Set task.
Print the listing below word for word, starting at its first line and ending at the line that contains "200, 626, 206]".

Listed entries.
::::

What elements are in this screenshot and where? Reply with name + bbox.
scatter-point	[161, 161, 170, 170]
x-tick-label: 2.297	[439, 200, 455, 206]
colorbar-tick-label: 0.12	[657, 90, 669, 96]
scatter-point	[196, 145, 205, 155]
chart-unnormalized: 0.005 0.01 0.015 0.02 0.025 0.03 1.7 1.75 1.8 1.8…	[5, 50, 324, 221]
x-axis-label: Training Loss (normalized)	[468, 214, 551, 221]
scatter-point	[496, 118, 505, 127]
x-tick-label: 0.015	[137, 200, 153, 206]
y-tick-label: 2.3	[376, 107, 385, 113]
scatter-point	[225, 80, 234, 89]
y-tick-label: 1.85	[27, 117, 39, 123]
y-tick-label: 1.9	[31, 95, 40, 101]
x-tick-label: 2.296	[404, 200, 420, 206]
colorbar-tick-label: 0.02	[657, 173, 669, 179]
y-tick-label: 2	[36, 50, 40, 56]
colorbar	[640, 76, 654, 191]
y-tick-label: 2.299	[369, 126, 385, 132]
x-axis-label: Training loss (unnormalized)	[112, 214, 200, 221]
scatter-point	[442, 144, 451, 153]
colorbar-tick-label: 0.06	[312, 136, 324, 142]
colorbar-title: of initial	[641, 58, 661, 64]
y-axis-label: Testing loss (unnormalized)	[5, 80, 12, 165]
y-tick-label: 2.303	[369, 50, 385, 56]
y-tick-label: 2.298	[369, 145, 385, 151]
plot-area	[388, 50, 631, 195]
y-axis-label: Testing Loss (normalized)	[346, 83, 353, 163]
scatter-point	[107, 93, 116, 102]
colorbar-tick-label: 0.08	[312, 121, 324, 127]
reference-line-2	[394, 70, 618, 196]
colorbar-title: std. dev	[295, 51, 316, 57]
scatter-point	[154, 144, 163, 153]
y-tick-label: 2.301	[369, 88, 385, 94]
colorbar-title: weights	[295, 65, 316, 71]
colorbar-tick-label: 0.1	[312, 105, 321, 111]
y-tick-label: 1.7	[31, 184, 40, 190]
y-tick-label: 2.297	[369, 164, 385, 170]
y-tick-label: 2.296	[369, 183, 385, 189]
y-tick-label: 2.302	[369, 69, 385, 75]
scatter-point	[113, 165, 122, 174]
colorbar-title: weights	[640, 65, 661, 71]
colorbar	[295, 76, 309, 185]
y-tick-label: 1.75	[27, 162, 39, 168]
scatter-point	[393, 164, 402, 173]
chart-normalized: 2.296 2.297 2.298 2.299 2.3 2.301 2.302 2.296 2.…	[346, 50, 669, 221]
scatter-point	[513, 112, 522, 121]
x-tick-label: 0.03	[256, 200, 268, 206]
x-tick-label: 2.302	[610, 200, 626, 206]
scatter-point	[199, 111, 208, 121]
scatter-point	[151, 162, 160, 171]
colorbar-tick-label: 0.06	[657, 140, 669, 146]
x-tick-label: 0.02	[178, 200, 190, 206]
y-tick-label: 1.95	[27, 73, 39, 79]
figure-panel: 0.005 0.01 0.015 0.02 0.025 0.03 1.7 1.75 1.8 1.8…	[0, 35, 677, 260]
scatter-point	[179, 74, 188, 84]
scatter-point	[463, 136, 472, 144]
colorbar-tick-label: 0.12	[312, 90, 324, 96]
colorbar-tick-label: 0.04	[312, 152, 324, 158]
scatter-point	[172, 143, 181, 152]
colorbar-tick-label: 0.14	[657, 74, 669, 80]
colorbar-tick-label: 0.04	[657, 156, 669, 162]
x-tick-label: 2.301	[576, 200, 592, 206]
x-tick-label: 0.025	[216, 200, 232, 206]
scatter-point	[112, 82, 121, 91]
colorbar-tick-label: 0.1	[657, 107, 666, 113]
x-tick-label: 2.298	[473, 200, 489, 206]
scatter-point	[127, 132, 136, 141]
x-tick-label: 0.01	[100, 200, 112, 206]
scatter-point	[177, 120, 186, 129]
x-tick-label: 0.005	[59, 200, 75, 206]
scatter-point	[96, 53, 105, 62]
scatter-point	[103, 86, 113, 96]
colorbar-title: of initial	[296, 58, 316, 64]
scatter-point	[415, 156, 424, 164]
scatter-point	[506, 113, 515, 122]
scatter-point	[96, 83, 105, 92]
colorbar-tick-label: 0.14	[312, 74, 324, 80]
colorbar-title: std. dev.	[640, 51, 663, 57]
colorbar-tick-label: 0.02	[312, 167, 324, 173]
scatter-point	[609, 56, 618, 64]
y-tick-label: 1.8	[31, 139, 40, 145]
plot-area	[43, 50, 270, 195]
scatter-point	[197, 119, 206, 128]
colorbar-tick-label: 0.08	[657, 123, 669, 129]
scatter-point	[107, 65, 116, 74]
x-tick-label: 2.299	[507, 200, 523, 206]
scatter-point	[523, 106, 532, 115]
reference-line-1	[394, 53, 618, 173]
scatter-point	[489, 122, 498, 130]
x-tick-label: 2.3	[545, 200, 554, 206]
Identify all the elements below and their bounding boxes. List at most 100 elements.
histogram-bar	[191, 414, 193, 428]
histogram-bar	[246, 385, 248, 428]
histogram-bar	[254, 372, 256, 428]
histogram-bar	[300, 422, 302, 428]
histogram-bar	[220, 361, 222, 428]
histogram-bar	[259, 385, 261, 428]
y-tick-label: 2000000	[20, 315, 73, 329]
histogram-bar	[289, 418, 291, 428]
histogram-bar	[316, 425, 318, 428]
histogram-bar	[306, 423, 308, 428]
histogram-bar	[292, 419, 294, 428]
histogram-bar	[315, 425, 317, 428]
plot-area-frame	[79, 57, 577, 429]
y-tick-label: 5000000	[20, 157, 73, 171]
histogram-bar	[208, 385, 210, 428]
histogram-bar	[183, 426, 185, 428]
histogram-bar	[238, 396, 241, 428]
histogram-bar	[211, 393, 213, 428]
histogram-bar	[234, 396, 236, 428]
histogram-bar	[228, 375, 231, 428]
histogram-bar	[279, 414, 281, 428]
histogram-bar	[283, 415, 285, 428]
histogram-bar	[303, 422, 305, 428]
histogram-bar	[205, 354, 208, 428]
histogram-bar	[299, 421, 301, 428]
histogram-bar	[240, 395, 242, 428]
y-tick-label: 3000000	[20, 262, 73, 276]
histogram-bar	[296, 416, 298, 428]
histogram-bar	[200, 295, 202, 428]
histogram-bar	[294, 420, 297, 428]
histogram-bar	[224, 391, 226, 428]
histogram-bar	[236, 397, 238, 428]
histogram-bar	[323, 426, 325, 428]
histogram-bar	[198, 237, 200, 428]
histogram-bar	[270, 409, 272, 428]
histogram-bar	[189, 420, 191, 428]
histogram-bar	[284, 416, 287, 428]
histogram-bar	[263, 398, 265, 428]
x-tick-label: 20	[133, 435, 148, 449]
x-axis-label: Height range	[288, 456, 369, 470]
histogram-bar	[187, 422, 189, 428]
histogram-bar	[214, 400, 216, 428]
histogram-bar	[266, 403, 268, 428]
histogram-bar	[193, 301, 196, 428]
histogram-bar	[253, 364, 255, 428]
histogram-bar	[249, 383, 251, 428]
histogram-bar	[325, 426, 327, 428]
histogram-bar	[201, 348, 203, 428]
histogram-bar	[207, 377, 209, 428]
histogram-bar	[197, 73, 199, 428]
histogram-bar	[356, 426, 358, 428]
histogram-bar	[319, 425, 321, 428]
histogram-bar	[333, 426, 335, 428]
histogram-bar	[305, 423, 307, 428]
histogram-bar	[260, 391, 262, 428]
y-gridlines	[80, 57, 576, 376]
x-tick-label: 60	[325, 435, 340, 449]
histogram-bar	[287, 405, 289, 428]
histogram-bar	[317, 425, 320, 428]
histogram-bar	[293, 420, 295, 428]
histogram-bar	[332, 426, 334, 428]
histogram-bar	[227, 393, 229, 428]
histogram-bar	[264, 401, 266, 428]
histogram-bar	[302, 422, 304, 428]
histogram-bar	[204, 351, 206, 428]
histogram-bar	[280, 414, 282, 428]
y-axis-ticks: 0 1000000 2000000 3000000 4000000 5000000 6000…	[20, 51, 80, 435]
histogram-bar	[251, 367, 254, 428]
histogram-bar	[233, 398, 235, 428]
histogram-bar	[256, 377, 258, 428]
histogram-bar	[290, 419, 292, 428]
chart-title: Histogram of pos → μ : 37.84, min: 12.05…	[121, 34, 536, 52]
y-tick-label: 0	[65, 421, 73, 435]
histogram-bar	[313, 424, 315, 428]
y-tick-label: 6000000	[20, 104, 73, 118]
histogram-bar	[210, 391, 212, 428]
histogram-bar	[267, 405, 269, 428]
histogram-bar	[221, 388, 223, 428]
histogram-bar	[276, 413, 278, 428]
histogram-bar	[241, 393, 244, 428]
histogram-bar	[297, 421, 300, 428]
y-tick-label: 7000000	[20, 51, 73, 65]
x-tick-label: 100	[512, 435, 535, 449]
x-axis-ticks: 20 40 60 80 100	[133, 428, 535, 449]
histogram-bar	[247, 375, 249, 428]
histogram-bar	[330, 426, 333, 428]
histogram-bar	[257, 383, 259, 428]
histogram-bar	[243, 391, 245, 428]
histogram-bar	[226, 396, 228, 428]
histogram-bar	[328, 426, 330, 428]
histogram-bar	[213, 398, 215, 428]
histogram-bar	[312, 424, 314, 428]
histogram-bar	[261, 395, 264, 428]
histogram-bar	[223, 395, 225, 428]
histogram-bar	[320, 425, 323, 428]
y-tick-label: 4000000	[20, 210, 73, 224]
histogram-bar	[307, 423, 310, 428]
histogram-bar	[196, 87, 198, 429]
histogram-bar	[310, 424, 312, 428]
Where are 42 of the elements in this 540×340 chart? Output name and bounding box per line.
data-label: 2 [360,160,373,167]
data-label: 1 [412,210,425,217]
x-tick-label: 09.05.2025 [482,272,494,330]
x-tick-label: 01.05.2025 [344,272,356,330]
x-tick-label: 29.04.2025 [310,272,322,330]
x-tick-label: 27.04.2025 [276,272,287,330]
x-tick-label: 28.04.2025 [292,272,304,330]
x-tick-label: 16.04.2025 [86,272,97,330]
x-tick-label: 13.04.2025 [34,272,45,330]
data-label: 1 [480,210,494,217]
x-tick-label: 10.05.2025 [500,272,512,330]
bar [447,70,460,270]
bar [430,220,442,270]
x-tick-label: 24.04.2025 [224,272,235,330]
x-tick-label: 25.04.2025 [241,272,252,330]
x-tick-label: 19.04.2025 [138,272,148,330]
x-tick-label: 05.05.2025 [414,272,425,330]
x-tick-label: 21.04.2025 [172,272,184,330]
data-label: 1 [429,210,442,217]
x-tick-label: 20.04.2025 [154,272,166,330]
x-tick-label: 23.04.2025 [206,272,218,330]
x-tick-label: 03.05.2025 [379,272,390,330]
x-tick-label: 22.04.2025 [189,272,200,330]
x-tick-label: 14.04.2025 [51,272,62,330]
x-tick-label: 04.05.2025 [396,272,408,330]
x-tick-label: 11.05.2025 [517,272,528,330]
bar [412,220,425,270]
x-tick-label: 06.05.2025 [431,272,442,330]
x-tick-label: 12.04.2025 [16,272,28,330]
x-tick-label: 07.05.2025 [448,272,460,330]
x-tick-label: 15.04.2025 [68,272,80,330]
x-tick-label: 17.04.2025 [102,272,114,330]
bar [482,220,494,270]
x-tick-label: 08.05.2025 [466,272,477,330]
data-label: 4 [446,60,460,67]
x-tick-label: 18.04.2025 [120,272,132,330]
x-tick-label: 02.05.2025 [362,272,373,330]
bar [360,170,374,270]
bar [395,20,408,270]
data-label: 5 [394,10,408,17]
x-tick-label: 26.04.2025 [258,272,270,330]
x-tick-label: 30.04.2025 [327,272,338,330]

::::

Result of the exercise.
What elements are in this screenshot and where? Reply with name + bbox.
scatter-point	[161, 161, 170, 170]
x-tick-label: 2.297	[439, 200, 455, 206]
colorbar-tick-label: 0.12	[657, 90, 669, 96]
scatter-point	[196, 145, 205, 155]
chart-unnormalized: 0.005 0.01 0.015 0.02 0.025 0.03 1.7 1.75 1.8 1.8…	[5, 50, 324, 221]
x-axis-label: Training Loss (normalized)	[468, 214, 551, 221]
scatter-point	[496, 118, 505, 127]
x-tick-label: 0.015	[137, 200, 153, 206]
y-tick-label: 2.3	[376, 107, 385, 113]
scatter-point	[225, 80, 234, 89]
y-tick-label: 1.85	[27, 117, 39, 123]
y-tick-label: 1.9	[31, 95, 40, 101]
x-tick-label: 2.296	[404, 200, 420, 206]
colorbar-tick-label: 0.02	[657, 173, 669, 179]
y-tick-label: 2	[36, 50, 40, 56]
colorbar	[640, 76, 654, 191]
y-tick-label: 2.299	[369, 126, 385, 132]
x-axis-label: Training loss (unnormalized)	[112, 214, 200, 221]
scatter-point	[442, 144, 451, 153]
colorbar-tick-label: 0.06	[312, 136, 324, 142]
colorbar-title: of initial	[641, 58, 661, 64]
y-axis-label: Testing loss (unnormalized)	[5, 80, 12, 165]
y-tick-label: 2.303	[369, 50, 385, 56]
y-tick-label: 2.298	[369, 145, 385, 151]
plot-area	[388, 50, 631, 195]
y-axis-label: Testing Loss (normalized)	[346, 83, 353, 163]
scatter-point	[107, 93, 116, 102]
colorbar-tick-label: 0.08	[312, 121, 324, 127]
reference-line-2	[394, 70, 618, 196]
colorbar-title: std. dev	[295, 51, 316, 57]
scatter-point	[154, 144, 163, 153]
y-tick-label: 2.301	[369, 88, 385, 94]
colorbar-title: weights	[295, 65, 316, 71]
colorbar-tick-label: 0.1	[312, 105, 321, 111]
y-tick-label: 1.7	[31, 184, 40, 190]
y-tick-label: 2.297	[369, 164, 385, 170]
y-tick-label: 2.296	[369, 183, 385, 189]
y-tick-label: 2.302	[369, 69, 385, 75]
scatter-point	[113, 165, 122, 174]
colorbar-title: weights	[640, 65, 661, 71]
colorbar	[295, 76, 309, 185]
y-tick-label: 1.75	[27, 162, 39, 168]
scatter-point	[393, 164, 402, 173]
chart-normalized: 2.296 2.297 2.298 2.299 2.3 2.301 2.302 2.296 2.…	[346, 50, 669, 221]
scatter-point	[513, 112, 522, 121]
x-tick-label: 0.03	[256, 200, 268, 206]
x-tick-label: 2.302	[610, 200, 626, 206]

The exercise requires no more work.